— start The data —

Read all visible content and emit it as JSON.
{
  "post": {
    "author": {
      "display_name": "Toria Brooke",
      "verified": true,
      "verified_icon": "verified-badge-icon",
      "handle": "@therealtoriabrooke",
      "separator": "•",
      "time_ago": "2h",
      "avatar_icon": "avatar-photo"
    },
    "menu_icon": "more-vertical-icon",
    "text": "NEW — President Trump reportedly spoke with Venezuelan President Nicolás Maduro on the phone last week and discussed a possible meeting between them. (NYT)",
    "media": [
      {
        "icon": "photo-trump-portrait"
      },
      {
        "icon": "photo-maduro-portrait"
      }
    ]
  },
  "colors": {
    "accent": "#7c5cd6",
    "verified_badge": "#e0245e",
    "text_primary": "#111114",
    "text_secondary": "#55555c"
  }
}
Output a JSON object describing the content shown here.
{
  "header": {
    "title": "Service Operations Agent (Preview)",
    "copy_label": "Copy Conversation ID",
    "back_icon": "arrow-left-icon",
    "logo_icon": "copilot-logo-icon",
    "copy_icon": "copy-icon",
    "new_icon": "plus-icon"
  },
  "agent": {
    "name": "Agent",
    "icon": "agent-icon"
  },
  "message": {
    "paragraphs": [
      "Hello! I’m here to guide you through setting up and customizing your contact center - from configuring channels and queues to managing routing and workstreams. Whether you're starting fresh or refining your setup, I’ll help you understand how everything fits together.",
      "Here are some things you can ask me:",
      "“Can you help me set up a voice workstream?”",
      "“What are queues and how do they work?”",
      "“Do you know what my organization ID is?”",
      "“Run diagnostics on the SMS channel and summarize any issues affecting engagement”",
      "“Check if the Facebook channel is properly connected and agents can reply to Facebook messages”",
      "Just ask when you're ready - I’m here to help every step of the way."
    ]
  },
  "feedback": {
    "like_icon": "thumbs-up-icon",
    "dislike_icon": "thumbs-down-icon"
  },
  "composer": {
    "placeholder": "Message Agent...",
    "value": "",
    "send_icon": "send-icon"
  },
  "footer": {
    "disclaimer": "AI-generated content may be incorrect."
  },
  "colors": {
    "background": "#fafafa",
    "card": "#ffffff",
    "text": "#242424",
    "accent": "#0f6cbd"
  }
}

— end The data —

> **The problem**:
Which lines hold the word "thumbs"? Show each one.

> **Answer to the exercise**:
    "like_icon": "thumbs-up-icon",
    "dislike_icon": "thumbs-down-icon"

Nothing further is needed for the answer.